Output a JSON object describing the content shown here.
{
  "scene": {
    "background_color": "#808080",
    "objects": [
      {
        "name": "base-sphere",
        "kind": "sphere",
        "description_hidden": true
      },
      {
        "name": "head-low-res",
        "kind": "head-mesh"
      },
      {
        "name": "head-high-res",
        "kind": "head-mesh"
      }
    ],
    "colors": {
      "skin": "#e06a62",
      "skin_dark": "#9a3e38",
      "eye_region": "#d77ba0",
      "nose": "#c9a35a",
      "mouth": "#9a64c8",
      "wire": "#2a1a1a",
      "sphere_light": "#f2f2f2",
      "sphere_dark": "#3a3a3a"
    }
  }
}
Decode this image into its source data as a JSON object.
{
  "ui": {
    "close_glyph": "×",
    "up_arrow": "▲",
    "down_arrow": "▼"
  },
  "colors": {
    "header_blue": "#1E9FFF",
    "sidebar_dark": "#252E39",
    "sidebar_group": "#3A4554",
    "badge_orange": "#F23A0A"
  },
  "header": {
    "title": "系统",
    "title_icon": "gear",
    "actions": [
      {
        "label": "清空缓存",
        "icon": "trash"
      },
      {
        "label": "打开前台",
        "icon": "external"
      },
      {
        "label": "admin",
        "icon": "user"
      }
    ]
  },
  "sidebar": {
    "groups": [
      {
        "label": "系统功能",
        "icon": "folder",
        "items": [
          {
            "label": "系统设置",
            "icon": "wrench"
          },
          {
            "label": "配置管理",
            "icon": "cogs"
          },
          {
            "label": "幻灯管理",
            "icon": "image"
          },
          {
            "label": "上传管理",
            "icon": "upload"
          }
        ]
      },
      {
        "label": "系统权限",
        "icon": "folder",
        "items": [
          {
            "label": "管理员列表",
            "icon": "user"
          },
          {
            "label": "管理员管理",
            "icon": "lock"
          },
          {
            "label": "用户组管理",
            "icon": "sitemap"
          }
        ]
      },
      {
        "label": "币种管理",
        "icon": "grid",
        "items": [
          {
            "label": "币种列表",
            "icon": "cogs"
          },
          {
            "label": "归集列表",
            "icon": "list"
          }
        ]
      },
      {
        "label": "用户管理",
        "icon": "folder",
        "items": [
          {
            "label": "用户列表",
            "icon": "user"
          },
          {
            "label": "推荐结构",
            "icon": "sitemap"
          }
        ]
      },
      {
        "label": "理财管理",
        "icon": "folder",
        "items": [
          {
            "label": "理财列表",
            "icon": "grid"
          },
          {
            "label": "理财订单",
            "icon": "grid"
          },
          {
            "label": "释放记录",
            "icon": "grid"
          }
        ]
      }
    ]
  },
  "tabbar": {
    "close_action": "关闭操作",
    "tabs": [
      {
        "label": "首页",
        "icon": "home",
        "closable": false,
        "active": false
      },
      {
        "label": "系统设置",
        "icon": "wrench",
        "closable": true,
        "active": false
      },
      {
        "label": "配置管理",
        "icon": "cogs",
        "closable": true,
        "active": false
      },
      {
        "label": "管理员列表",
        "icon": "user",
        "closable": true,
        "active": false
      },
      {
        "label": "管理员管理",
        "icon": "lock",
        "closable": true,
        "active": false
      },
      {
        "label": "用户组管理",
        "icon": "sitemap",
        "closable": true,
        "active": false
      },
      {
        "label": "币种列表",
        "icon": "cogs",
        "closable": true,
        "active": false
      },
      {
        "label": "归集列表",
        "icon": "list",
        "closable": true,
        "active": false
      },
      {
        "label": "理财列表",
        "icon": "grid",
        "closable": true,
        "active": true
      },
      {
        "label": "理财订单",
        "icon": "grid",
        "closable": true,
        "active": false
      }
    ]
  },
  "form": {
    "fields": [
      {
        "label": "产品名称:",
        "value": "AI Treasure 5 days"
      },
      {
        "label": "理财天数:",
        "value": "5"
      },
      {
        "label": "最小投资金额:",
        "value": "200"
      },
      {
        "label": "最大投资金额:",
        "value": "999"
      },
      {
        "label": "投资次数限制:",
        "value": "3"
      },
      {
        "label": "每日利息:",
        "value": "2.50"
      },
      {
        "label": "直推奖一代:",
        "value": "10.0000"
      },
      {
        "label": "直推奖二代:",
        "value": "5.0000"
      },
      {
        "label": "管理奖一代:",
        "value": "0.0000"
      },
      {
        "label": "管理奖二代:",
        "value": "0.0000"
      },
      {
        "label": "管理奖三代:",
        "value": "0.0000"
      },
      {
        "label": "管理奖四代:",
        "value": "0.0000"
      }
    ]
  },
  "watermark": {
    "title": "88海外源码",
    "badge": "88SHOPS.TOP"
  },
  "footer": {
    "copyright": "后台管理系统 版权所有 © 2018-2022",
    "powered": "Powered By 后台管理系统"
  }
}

**Request:** Write every entry out again exactly.

**Result:**
Output a JSON object describing the content shown here.
{
  "scene": {
    "background_color": "#808080",
    "objects": [
      {
        "name": "base-sphere",
        "kind": "sphere",
        "description_hidden": true
      },
      {
        "name": "head-low-res",
        "kind": "head-mesh"
      },
      {
        "name": "head-high-res",
        "kind": "head-mesh"
      }
    ],
    "colors": {
      "skin": "#e06a62",
      "skin_dark": "#9a3e38",
      "eye_region": "#d77ba0",
      "nose": "#c9a35a",
      "mouth": "#9a64c8",
      "wire": "#2a1a1a",
      "sphere_light": "#f2f2f2",
      "sphere_dark": "#3a3a3a"
    }
  }
}
Decode this image into its source data as a JSON object.
{
  "ui": {
    "close_glyph": "×",
    "up_arrow": "▲",
    "down_arrow": "▼"
  },
  "colors": {
    "header_blue": "#1E9FFF",
    "sidebar_dark": "#252E39",
    "sidebar_group": "#3A4554",
    "badge_orange": "#F23A0A"
  },
  "header": {
    "title": "系统",
    "title_icon": "gear",
    "actions": [
      {
        "label": "清空缓存",
        "icon": "trash"
      },
      {
        "label": "打开前台",
        "icon": "external"
      },
      {
        "label": "admin",
        "icon": "user"
      }
    ]
  },
  "sidebar": {
    "groups": [
      {
        "label": "系统功能",
        "icon": "folder",
        "items": [
          {
            "label": "系统设置",
            "icon": "wrench"
          },
          {
            "label": "配置管理",
            "icon": "cogs"
          },
          {
            "label": "幻灯管理",
            "icon": "image"
          },
          {
            "label": "上传管理",
            "icon": "upload"
          }
        ]
      },
      {
        "label": "系统权限",
        "icon": "folder",
        "items": [
          {
            "label": "管理员列表",
            "icon": "user"
          },
          {
            "label": "管理员管理",
            "icon": "lock"
          },
          {
            "label": "用户组管理",
            "icon": "sitemap"
          }
        ]
      },
      {
        "label": "币种管理",
        "icon": "grid",
        "items": [
          {
            "label": "币种列表",
            "icon": "cogs"
          },
          {
            "label": "归集列表",
            "icon": "list"
          }
        ]
      },
      {
        "label": "用户管理",
        "icon": "folder",
        "items": [
          {
            "label": "用户列表",
            "icon": "user"
          },
          {
            "label": "推荐结构",
            "icon": "sitemap"
          }
        ]
      },
      {
        "label": "理财管理",
        "icon": "folder",
        "items": [
          {
            "label": "理财列表",
            "icon": "grid"
          },
          {
            "label": "理财订单",
            "icon": "grid"
          },
          {
            "label": "释放记录",
            "icon": "grid"
          }
        ]
      }
    ]
  },
  "tabbar": {
    "close_action": "关闭操作",
    "tabs": [
      {
        "label": "首页",
        "icon": "home",
        "closable": false,
        "active": false
      },
      {
        "label": "系统设置",
        "icon": "wrench",
        "closable": true,
        "active": false
      },
      {
        "label": "配置管理",
        "icon": "cogs",
        "closable": true,
        "active": false
      },
      {
        "label": "管理员列表",
        "icon": "user",
        "closable": true,
        "active": false
      },
      {
        "label": "管理员管理",
        "icon": "lock",
        "closable": true,
        "active": false
      },
      {
        "label": "用户组管理",
        "icon": "sitemap",
        "closable": true,
        "active": false
      },
      {
        "label": "币种列表",
        "icon": "cogs",
        "closable": true,
        "active": false
      },
      {
        "label": "归集列表",
        "icon": "list",
        "closable": true,
        "active": false
      },
      {
        "label": "理财列表",
        "icon": "grid",
        "closable": true,
        "active": true
      },
      {
        "label": "理财订单",
        "icon": "grid",
        "closable": true,
        "active": false
      }
    ]
  },
  "form": {
    "fields": [
      {
        "label": "产品名称:",
        "value": "AI Treasure 5 days"
      },
      {
        "label": "理财天数:",
        "value": "5"
      },
      {
        "label": "最小投资金额:",
        "value": "200"
      },
      {
        "label": "最大投资金额:",
        "value": "999"
      },
      {
        "label": "投资次数限制:",
        "value": "3"
      },
      {
        "label": "每日利息:",
        "value": "2.50"
      },
      {
        "label": "直推奖一代:",
        "value": "10.0000"
      },
      {
        "label": "直推奖二代:",
        "value": "5.0000"
      },
      {
        "label": "管理奖一代:",
        "value": "0.0000"
      },
      {
        "label": "管理奖二代:",
        "value": "0.0000"
      },
      {
        "label": "管理奖三代:",
        "value": "0.0000"
      },
      {
        "label": "管理奖四代:",
        "value": "0.0000"
      }
    ]
  },
  "watermark": {
    "title": "88海外源码",
    "badge": "88SHOPS.TOP"
  },
  "footer": {
    "copyright": "后台管理系统 版权所有 © 2018-2022",
    "powered": "Powered By 后台管理系统"
  }
}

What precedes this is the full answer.